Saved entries

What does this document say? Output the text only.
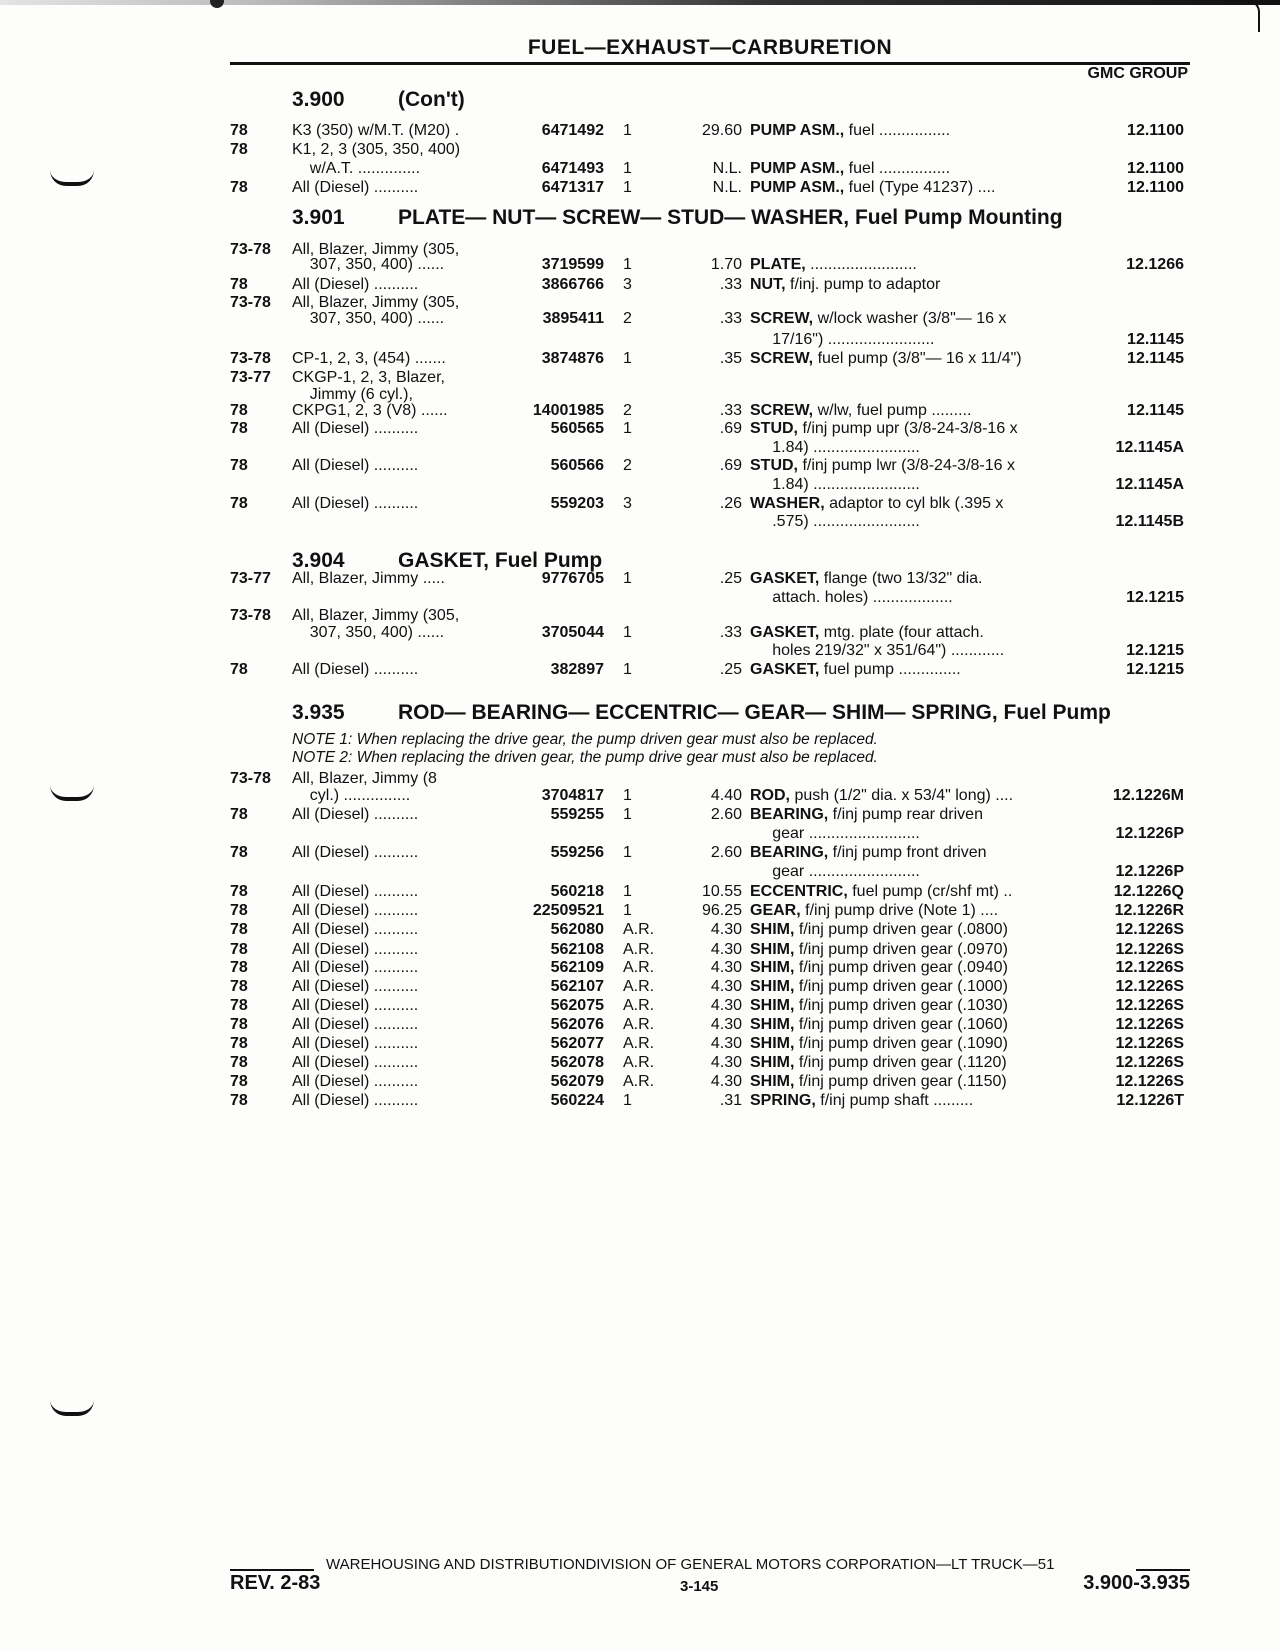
FUEL—EXHAUST—CARBURETION
GMC GROUP
3.900	(Con't)
3.901	PLATE— NUT— SCREW— STUD— WASHER, Fuel Pump Mounting
3.904	GASKET, Fuel Pump
3.935	ROD— BEARING— ECCENTRIC— GEAR— SHIM— SPRING, Fuel Pump
NOTE 1: When replacing the drive gear, the pump driven gear must also be replaced.
NOTE 2: When replacing the driven gear, the pump drive gear must also be replaced.
78	K3 (350) w/M.T. (M20) .	6471492 1	29.60 PUMP ASM., fuel ................	12.1100
78	K1, 2, 3 (305, 350, 400)
w/A.T. ..............	6471493 1	N.L. PUMP ASM., fuel ................	12.1100
78	All (Diesel) ..........	6471317 1	N.L. PUMP ASM., fuel (Type 41237) ....	12.1100
73-78 All, Blazer, Jimmy (305,
307, 350, 400) ......	3719599 1	1.70 PLATE, ........................	12.1266
78	All (Diesel) ..........	3866766 3	.33 NUT, f/inj. pump to adaptor
73-78 All, Blazer, Jimmy (305,
307, 350, 400) ......	3895411 2	.33 SCREW, w/lock washer (3/8"— 16 x
17/16") ........................	12.1145
73-78 CP-1, 2, 3, (454) .......	3874876 1	.35 SCREW, fuel pump (3/8"— 16 x 11/4")	12.1145
73-77 CKGP-1, 2, 3, Blazer,
Jimmy (6 cyl.),
78	CKPG1, 2, 3 (V8) ......	14001985 2	.33 SCREW, w/lw, fuel pump .........	12.1145
78	All (Diesel) ..........	560565 1	.69 STUD, f/inj pump upr (3/8-24-3/8-16 x
1.84) ........................	12.1145A
78	All (Diesel) ..........	560566 2	.69 STUD, f/inj pump lwr (3/8-24-3/8-16 x
1.84) ........................	12.1145A
78	All (Diesel) ..........	559203 3	.26 WASHER, adaptor to cyl blk (.395 x
.575) ........................	12.1145B
73-77 All, Blazer, Jimmy .....	9776705 1	.25 GASKET, flange (two 13/32" dia.
attach. holes) ..................	12.1215
73-78 All, Blazer, Jimmy (305,
307, 350, 400) ......	3705044 1	.33 GASKET, mtg. plate (four attach.
holes 219/32" x 351/64") ............	12.1215
78	All (Diesel) ..........	382897 1	.25 GASKET, fuel pump ..............	12.1215
73-78 All, Blazer, Jimmy (8
cyl.) ...............	3704817 1	4.40 ROD, push (1/2" dia. x 53/4" long) ....	12.1226M
78	All (Diesel) ..........	559255 1	2.60 BEARING, f/inj pump rear driven
gear .........................	12.1226P
78	All (Diesel) ..........	559256 1	2.60 BEARING, f/inj pump front driven
gear .........................	12.1226P
78	All (Diesel) ..........	560218 1	10.55 ECCENTRIC, fuel pump (cr/shf mt) ..	12.1226Q
78	All (Diesel) ..........	22509521 1	96.25 GEAR, f/inj pump drive (Note 1) ....	12.1226R
78	All (Diesel) ..........	562080 A.R.	4.30 SHIM, f/inj pump driven gear (.0800)	12.1226S
78	All (Diesel) ..........	562108 A.R.	4.30 SHIM, f/inj pump driven gear (.0970)	12.1226S
78	All (Diesel) ..........	562109 A.R.	4.30 SHIM, f/inj pump driven gear (.0940)	12.1226S
78	All (Diesel) ..........	562107 A.R.	4.30 SHIM, f/inj pump driven gear (.1000)	12.1226S
78	All (Diesel) ..........	562075 A.R.	4.30 SHIM, f/inj pump driven gear (.1030)	12.1226S
78	All (Diesel) ..........	562076 A.R.	4.30 SHIM, f/inj pump driven gear (.1060)	12.1226S
78	All (Diesel) ..........	562077 A.R.	4.30 SHIM, f/inj pump driven gear (.1090)	12.1226S
78	All (Diesel) ..........	562078 A.R.	4.30 SHIM, f/inj pump driven gear (.1120)	12.1226S
78	All (Diesel) ..........	562079 A.R.	4.30 SHIM, f/inj pump driven gear (.1150)	12.1226S
78	All (Diesel) ..........	560224 1	.31 SPRING, f/inj pump shaft .........	12.1226T
WAREHOUSING AND DISTRIBUTIONDIVISION OF GENERAL MOTORS CORPORATION—LT TRUCK—51
REV. 2-83	3-145	3.900-3.935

## Work instructions:
Identify and list each line with the word "STUD".

## The solution:
3.901	PLATE— NUT— SCREW— STUD— WASHER, Fuel Pump Mounting
78	All (Diesel) ..........	560565 1	.69 STUD, f/inj pump upr (3/8-24-3/8-16 x
78	All (Diesel) ..........	560566 2	.69 STUD, f/inj pump lwr (3/8-24-3/8-16 x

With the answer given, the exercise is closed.